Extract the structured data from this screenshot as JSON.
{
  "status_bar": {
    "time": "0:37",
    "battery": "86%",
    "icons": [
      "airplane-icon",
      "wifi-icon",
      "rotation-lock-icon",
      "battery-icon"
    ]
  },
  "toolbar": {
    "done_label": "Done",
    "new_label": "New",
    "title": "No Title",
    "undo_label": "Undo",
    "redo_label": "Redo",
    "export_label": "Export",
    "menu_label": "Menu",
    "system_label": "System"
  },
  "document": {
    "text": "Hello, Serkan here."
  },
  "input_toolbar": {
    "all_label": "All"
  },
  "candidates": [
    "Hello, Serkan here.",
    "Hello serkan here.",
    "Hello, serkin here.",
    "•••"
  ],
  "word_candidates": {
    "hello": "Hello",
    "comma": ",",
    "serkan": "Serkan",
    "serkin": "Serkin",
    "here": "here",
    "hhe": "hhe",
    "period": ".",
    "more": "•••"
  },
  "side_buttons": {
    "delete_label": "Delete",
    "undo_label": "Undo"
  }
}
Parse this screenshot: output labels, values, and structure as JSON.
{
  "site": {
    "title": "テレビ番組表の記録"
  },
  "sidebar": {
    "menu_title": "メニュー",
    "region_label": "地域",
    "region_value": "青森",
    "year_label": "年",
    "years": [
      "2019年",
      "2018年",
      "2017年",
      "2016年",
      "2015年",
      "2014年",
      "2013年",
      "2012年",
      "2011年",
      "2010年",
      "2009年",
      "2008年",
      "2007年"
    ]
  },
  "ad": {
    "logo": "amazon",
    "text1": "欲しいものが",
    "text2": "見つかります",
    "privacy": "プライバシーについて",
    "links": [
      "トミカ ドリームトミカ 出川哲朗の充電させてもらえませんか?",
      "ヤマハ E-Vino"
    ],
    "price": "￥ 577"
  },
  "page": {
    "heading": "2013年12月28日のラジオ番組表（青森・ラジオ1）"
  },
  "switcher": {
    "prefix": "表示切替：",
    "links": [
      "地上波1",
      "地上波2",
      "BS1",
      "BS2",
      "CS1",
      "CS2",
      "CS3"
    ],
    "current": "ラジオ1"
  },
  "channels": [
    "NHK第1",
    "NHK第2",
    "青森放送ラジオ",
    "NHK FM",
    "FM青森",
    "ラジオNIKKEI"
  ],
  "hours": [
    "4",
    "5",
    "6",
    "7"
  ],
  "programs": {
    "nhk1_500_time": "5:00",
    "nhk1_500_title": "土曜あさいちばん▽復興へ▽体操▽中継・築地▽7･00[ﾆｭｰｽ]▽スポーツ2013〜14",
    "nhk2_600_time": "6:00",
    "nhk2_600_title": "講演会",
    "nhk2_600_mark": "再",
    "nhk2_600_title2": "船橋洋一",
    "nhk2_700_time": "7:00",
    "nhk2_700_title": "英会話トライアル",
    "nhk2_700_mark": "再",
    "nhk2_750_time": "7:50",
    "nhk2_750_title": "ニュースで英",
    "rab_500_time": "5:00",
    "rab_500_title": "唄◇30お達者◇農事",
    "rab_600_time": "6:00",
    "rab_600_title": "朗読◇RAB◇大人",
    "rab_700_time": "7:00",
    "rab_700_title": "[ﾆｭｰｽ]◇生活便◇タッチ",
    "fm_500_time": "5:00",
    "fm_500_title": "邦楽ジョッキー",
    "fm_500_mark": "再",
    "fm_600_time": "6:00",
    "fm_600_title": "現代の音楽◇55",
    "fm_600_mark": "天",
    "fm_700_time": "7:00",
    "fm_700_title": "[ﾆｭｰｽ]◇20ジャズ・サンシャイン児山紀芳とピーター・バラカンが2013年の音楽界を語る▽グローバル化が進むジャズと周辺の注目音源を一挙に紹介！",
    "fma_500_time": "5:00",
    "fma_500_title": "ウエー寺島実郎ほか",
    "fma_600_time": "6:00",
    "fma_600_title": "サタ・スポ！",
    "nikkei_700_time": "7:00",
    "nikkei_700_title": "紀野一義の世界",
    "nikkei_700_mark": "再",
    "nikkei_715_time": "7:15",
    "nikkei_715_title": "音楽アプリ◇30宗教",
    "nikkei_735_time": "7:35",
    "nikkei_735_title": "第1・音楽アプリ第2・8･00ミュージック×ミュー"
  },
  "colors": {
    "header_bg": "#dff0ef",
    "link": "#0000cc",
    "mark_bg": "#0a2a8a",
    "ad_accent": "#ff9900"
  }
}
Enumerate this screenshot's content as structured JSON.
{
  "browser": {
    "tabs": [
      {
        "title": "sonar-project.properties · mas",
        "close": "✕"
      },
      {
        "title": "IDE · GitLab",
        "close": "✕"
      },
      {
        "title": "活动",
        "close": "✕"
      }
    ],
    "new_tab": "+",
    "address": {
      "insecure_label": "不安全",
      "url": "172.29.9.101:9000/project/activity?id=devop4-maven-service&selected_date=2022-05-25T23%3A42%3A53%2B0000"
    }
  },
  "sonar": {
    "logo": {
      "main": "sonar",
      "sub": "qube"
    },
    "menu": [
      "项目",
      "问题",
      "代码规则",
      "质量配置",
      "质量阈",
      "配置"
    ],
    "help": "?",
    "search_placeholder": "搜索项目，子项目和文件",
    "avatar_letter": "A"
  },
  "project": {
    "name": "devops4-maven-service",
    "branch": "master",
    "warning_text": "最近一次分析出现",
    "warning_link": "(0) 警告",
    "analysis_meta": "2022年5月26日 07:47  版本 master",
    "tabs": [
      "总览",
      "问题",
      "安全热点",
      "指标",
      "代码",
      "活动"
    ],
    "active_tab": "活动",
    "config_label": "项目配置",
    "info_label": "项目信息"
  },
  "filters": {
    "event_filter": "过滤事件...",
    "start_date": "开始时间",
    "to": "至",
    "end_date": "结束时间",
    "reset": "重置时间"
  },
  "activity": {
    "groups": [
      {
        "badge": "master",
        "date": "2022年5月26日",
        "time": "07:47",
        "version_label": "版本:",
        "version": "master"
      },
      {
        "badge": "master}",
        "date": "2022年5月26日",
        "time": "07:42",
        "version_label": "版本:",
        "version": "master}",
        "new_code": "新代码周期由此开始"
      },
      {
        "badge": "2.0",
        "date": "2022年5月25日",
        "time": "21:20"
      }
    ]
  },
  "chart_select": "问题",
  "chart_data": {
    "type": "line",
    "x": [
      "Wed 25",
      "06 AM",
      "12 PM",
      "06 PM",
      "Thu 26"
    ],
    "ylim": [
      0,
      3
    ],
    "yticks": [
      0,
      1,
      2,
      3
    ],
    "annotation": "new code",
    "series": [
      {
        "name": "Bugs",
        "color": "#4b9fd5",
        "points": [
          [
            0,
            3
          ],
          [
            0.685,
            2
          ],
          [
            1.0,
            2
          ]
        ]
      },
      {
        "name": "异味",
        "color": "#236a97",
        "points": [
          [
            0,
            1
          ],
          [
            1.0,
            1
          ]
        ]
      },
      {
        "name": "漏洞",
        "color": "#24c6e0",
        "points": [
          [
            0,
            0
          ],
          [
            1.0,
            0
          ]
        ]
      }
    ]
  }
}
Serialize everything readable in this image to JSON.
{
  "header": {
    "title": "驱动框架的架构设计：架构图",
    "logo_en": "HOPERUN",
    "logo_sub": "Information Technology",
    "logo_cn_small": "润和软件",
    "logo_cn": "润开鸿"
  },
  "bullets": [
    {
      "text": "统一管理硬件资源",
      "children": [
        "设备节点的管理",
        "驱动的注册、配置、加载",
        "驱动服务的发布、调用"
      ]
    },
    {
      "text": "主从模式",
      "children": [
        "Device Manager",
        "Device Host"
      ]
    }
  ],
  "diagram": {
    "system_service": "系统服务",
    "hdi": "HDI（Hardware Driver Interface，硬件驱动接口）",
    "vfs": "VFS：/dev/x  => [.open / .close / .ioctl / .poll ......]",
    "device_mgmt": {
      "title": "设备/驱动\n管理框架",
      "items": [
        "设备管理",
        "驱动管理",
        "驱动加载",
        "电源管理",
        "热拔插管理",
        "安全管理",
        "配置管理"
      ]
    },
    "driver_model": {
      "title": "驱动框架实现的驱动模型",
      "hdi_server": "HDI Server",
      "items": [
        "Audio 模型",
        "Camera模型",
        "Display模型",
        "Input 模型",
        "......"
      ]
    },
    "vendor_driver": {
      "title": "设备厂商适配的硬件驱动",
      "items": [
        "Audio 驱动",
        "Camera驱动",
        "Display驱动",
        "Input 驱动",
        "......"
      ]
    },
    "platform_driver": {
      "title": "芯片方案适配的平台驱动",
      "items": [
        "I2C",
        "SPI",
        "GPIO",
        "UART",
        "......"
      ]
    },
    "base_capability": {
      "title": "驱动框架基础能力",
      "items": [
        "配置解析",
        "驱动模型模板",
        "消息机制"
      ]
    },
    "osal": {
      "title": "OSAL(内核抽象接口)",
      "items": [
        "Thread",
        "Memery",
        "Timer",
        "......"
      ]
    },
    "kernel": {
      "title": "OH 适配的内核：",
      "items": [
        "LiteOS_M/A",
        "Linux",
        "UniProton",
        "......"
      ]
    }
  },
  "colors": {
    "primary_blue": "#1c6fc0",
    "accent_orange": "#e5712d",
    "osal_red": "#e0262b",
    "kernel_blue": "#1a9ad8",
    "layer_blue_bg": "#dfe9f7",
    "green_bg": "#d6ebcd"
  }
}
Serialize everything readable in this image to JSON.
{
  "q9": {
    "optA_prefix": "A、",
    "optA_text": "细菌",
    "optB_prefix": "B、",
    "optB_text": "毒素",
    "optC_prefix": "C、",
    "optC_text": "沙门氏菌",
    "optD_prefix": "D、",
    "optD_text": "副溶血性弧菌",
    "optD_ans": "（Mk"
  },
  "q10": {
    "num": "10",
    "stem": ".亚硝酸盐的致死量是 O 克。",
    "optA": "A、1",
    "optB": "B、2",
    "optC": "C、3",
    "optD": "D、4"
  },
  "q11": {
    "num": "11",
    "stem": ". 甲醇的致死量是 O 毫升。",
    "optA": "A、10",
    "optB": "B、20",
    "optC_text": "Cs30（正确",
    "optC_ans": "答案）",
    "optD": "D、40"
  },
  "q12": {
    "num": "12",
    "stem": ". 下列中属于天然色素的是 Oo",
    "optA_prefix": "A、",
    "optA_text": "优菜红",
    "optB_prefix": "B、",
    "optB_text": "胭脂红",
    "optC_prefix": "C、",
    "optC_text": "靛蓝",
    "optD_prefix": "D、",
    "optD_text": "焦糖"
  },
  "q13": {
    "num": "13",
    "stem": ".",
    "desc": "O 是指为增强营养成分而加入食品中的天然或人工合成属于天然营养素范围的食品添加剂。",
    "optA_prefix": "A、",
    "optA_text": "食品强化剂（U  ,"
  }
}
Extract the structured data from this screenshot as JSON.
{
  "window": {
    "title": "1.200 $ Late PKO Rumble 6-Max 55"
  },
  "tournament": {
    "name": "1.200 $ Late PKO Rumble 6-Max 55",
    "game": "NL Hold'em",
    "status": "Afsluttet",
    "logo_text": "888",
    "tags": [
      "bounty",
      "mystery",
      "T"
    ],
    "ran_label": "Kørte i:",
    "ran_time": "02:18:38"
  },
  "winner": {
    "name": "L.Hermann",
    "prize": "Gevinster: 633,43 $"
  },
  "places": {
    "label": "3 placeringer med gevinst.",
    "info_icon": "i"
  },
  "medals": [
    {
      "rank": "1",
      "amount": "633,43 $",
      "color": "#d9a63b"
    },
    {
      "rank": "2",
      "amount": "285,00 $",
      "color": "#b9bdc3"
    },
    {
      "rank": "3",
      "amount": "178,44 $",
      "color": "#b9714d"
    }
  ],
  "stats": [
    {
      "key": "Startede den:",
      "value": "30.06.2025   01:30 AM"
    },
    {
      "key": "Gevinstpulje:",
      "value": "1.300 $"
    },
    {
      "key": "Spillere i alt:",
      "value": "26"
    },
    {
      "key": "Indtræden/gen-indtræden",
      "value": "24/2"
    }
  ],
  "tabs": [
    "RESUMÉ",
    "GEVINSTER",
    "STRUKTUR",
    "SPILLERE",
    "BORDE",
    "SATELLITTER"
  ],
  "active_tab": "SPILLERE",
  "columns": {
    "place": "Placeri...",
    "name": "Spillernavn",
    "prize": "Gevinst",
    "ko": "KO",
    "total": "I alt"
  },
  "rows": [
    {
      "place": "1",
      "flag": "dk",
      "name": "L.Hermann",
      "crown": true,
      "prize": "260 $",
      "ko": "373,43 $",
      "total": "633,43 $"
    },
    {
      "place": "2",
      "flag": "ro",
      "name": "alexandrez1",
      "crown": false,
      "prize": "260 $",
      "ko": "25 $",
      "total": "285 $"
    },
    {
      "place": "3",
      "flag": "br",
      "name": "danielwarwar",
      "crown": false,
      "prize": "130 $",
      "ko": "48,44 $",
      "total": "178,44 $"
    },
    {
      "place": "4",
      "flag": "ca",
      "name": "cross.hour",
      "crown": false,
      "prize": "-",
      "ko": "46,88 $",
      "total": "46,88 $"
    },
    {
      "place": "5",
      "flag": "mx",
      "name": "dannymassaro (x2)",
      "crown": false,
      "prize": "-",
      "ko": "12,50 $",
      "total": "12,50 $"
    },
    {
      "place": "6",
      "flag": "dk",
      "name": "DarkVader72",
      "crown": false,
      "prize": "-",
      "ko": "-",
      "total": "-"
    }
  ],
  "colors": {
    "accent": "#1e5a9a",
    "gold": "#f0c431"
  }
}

= = = = =

- _Stated problem_
Set out every line from the material that contains the string "here".

- _Final result_
    "text": "Hello, Serkan here."
    "Hello, Serkan here.",
    "Hello serkan here.",
    "Hello, serkin here.",
    "here": "here",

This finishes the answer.